- Extracted data entries -

* Start *

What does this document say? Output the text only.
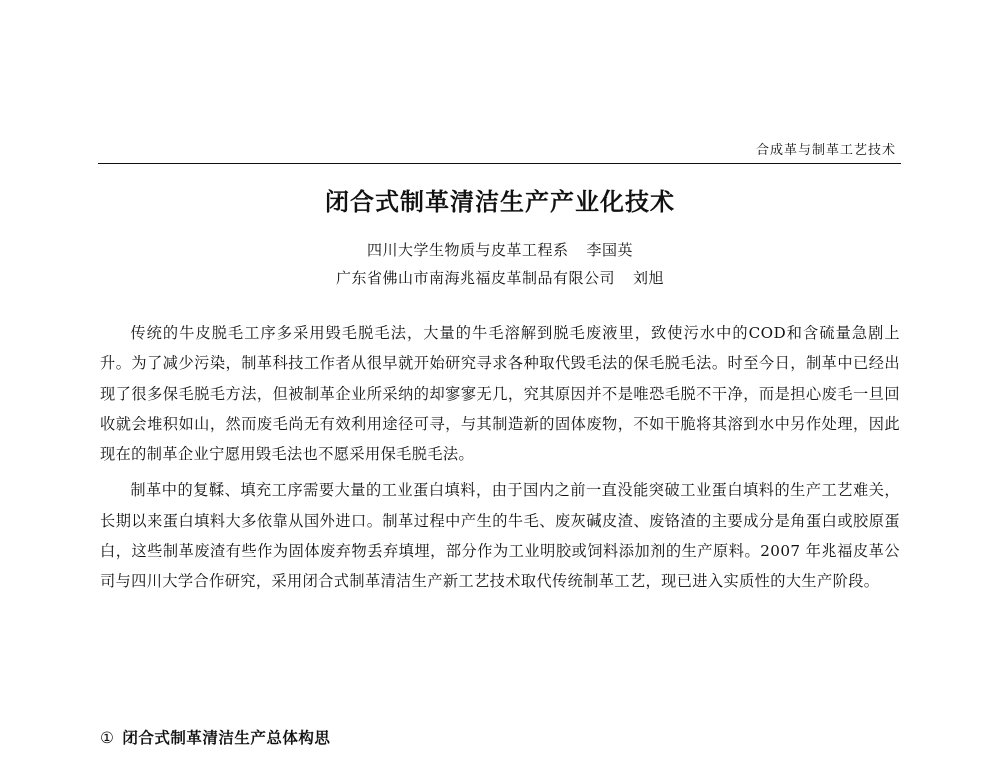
合成革与制革工艺技术
闭合式制革清洁生产产业化技术
四川大学生物质与皮革工程系 李国英
广东省佛山市南海兆福皮革制品有限公司 刘旭

传统的牛皮脱毛工序多采用毁毛脱毛法，大量的牛毛溶解到脱毛废液里，致使污水中的COD和含硫量急剧上升。为了减少污染，制革科技工作者从很早就开始研究寻求各种取代毁毛法的保毛脱毛法。时至今日，制革中已经出现了很多保毛脱毛方法，但被制革企业所采纳的却寥寥无几，究其原因并不是唯恐毛脱不干净，而是担心废毛一旦回收就会堆积如山，然而废毛尚无有效利用途径可寻，与其制造新的固体废物，不如干脆将其溶到水中另作处理，因此现在的制革企业宁愿用毁毛法也不愿采用保毛脱毛法。

制革中的复鞣、填充工序需要大量的工业蛋白填料，由于国内之前一直没能突破工业蛋白填料的生产工艺难关，长期以来蛋白填料大多依靠从国外进口。制革过程中产生的牛毛、废灰碱皮渣、废铬渣的主要成分是角蛋白或胶原蛋白，这些制革废渣有些作为固体废弃物丢弃填埋，部分作为工业明胶或饲料添加剂的生产原料。2007 年兆福皮革公司与四川大学合作研究，采用闭合式制革清洁生产新工艺技术取代传统制革工艺，现已进入实质性的大生产阶段。

① 闭合式制革清洁生产总体构思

* End *

- Problem details -
Each entry shown above must be quoted exactly, with its pictures left out.

- Worked answer -
What does this document say? Output the text only.
合成革与制革工艺技术
闭合式制革清洁生产产业化技术
四川大学生物质与皮革工程系 李国英
广东省佛山市南海兆福皮革制品有限公司 刘旭

传统的牛皮脱毛工序多采用毁毛脱毛法，大量的牛毛溶解到脱毛废液里，致使污水中的COD和含硫量急剧上升。为了减少污染，制革科技工作者从很早就开始研究寻求各种取代毁毛法的保毛脱毛法。时至今日，制革中已经出现了很多保毛脱毛方法，但被制革企业所采纳的却寥寥无几，究其原因并不是唯恐毛脱不干净，而是担心废毛一旦回收就会堆积如山，然而废毛尚无有效利用途径可寻，与其制造新的固体废物，不如干脆将其溶到水中另作处理，因此现在的制革企业宁愿用毁毛法也不愿采用保毛脱毛法。

制革中的复鞣、填充工序需要大量的工业蛋白填料，由于国内之前一直没能突破工业蛋白填料的生产工艺难关，长期以来蛋白填料大多依靠从国外进口。制革过程中产生的牛毛、废灰碱皮渣、废铬渣的主要成分是角蛋白或胶原蛋白，这些制革废渣有些作为固体废弃物丢弃填埋，部分作为工业明胶或饲料添加剂的生产原料。2007 年兆福皮革公司与四川大学合作研究，采用闭合式制革清洁生产新工艺技术取代传统制革工艺，现已进入实质性的大生产阶段。

① 闭合式制革清洁生产总体构思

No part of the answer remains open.